_PROMPT_: Count the lines below that contain the word "with". Give only the number.

_Dataset entries_:

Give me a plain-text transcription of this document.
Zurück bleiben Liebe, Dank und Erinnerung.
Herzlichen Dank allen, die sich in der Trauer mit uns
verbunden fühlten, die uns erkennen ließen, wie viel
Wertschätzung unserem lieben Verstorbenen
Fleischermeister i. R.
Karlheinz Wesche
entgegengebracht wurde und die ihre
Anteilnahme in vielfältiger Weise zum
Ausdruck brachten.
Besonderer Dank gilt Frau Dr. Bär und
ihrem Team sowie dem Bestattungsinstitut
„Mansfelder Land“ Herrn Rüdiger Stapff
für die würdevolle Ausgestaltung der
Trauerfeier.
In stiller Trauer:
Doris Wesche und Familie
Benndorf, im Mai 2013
--
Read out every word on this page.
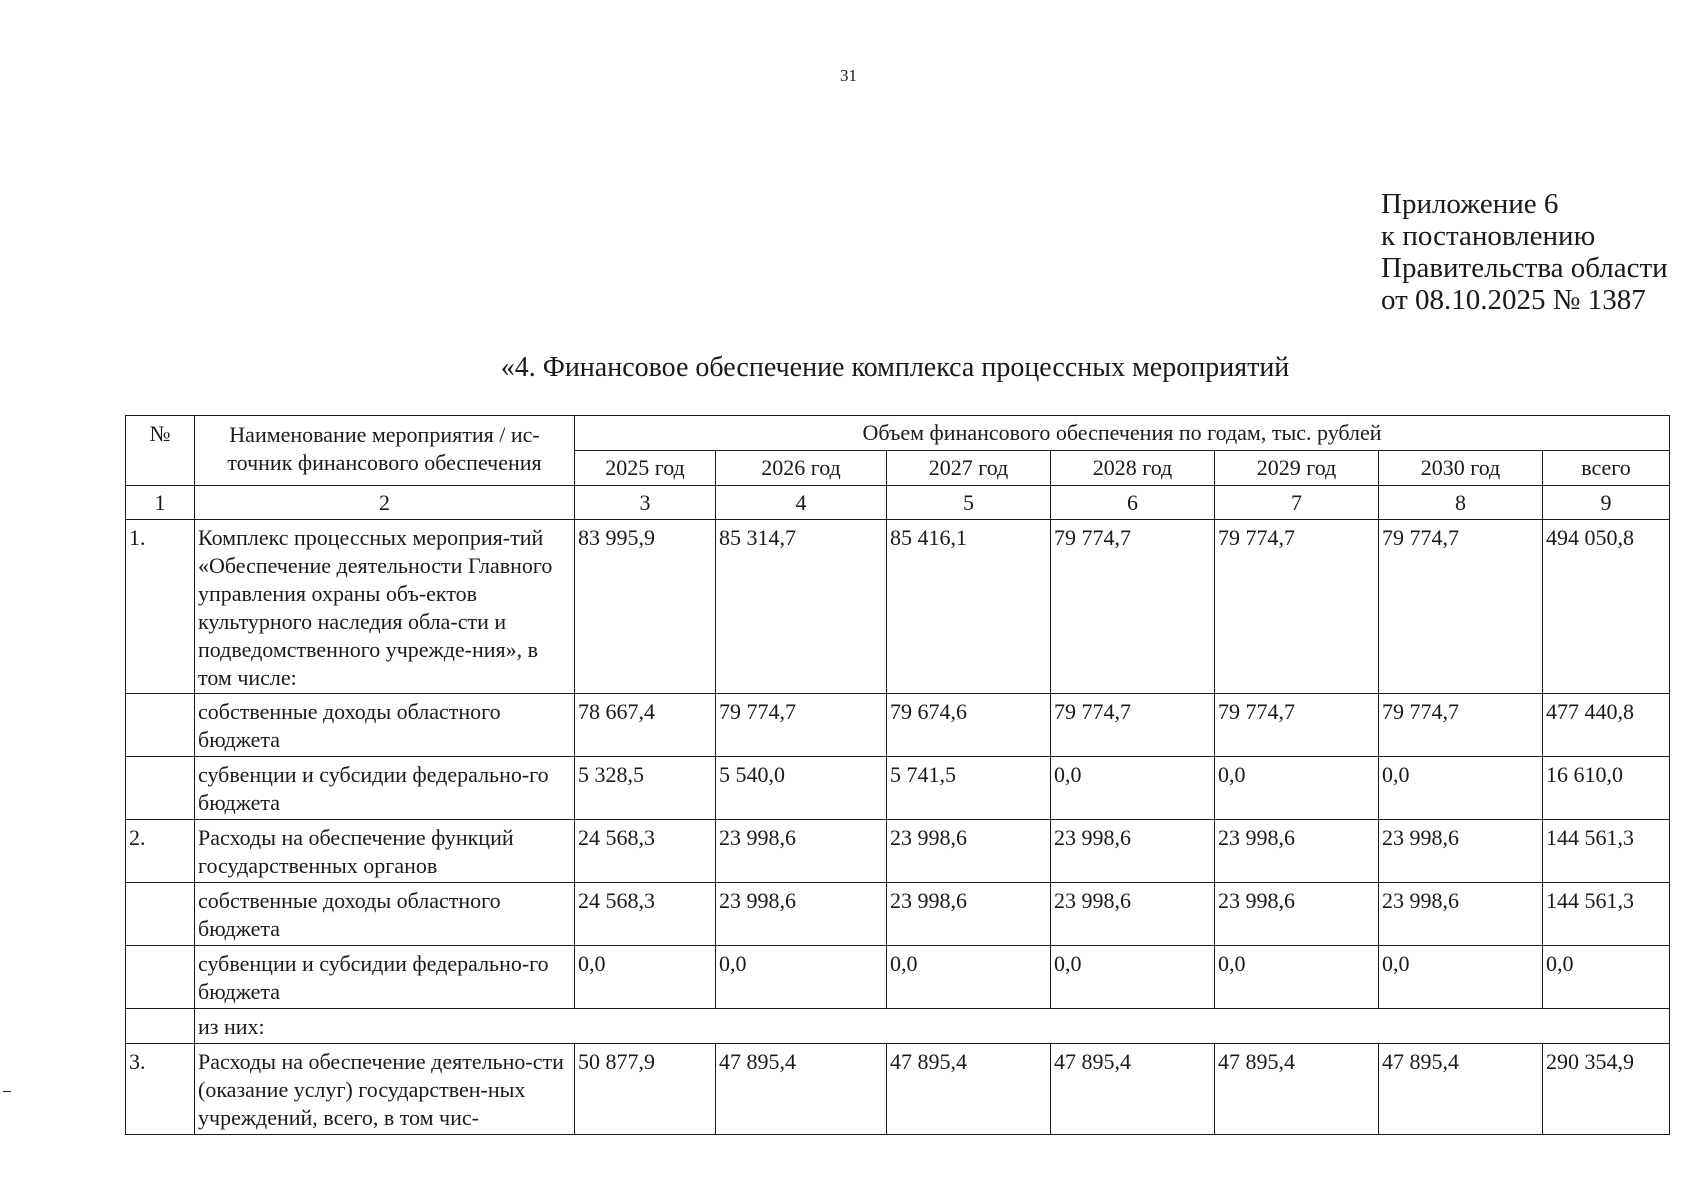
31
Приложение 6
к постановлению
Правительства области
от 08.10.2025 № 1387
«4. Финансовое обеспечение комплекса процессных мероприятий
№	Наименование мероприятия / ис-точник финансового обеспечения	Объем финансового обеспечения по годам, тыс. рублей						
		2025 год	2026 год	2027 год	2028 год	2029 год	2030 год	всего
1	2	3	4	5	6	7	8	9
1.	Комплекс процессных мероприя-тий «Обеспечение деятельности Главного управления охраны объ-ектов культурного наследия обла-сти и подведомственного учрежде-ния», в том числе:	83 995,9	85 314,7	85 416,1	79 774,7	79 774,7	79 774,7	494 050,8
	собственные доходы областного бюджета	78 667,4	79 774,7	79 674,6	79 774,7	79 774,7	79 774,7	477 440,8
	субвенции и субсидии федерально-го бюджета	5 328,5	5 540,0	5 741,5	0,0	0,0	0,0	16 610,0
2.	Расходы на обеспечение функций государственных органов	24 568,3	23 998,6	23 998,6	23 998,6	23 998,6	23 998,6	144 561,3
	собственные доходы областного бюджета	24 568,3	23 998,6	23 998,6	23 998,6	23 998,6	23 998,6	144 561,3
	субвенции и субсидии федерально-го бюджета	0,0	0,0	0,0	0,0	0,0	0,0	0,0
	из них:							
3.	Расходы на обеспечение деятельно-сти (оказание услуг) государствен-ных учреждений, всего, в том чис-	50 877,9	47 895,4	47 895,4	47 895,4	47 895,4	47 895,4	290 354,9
---
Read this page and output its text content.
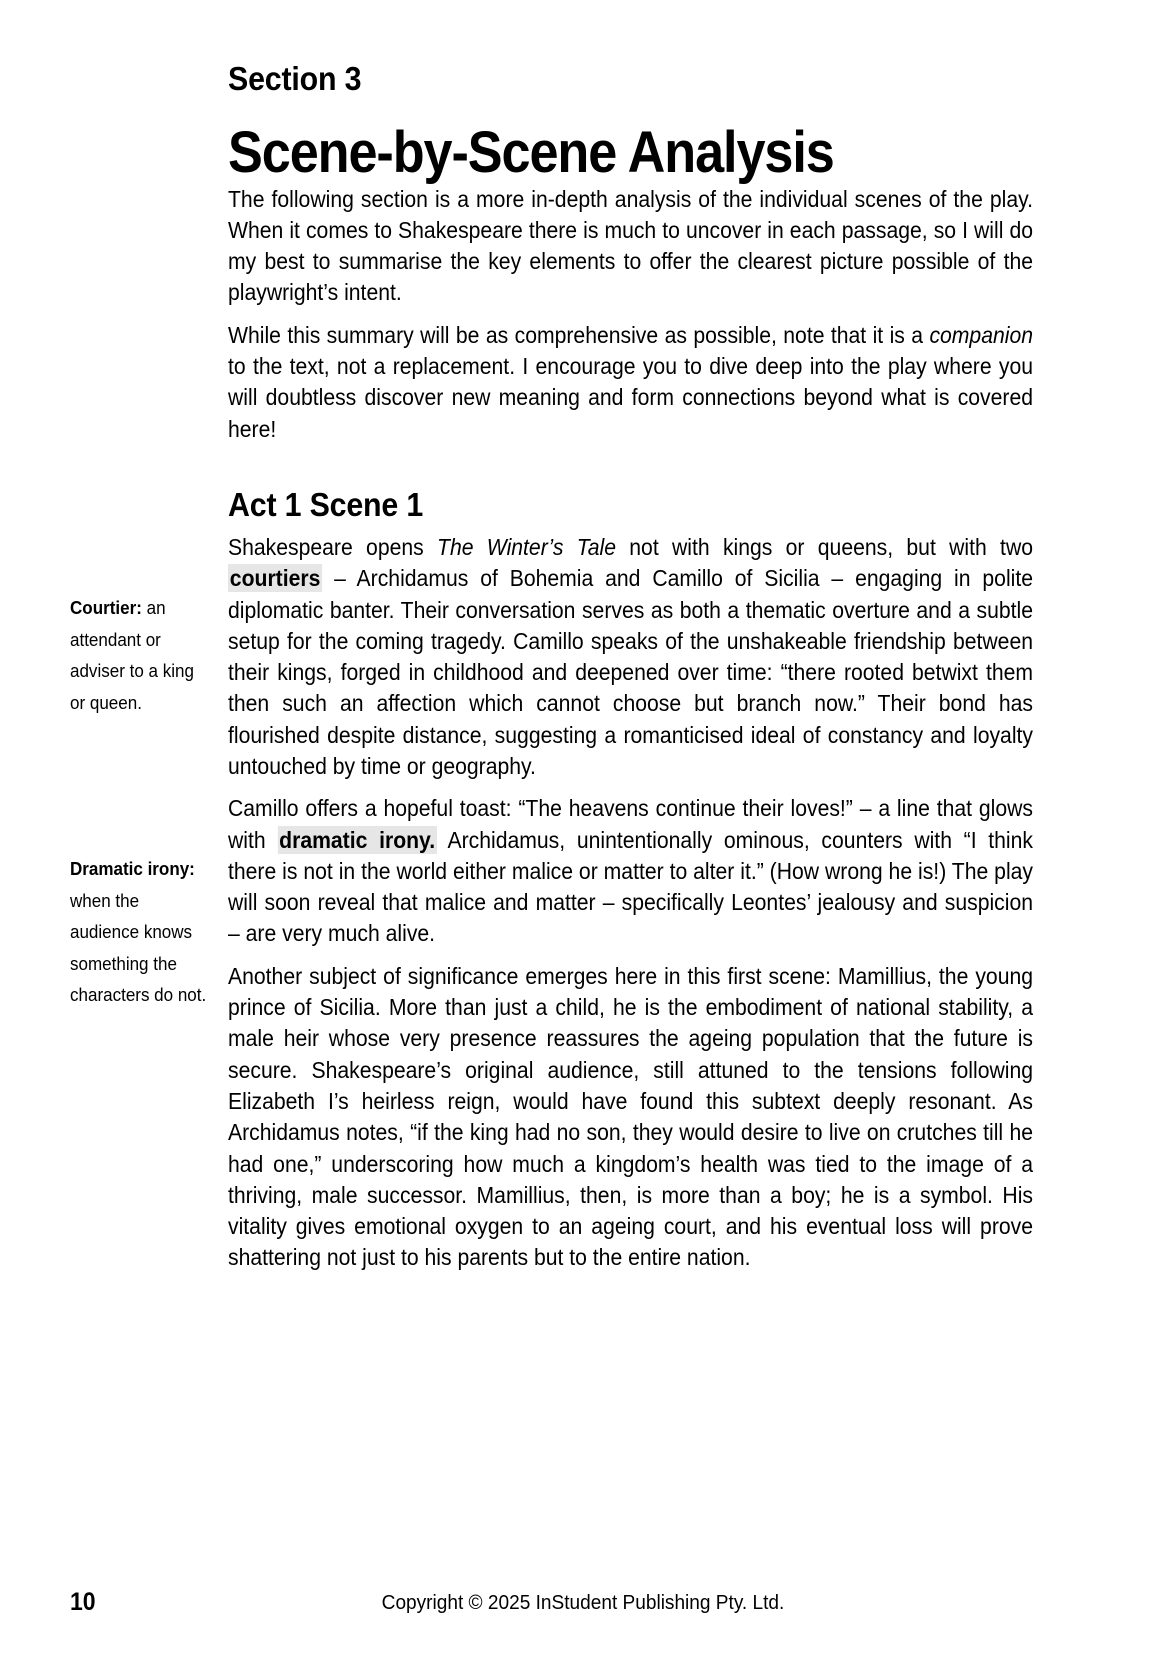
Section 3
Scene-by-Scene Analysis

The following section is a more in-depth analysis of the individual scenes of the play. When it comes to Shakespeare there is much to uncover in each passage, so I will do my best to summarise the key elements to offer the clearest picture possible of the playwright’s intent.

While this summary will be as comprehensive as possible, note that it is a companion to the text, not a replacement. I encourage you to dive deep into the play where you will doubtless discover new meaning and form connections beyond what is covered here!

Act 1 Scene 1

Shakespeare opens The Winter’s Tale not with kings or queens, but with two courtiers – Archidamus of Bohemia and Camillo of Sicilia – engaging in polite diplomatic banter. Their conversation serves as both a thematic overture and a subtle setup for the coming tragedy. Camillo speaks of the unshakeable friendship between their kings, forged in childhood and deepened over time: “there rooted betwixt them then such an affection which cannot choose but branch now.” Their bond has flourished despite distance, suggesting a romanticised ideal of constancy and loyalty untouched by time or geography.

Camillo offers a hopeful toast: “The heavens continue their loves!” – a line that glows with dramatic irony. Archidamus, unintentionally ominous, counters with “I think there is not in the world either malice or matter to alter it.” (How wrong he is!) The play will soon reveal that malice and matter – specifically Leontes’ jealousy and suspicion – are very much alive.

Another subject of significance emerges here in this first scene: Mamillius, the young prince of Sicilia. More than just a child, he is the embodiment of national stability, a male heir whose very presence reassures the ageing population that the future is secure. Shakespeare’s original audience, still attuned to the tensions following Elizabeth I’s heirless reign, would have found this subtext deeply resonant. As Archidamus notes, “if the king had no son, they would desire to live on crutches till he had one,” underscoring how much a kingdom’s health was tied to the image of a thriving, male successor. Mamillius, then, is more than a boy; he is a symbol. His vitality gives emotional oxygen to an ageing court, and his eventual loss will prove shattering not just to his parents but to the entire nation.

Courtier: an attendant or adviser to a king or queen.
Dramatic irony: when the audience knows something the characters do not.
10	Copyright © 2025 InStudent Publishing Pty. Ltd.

_EXERCISE ANSWER_: 2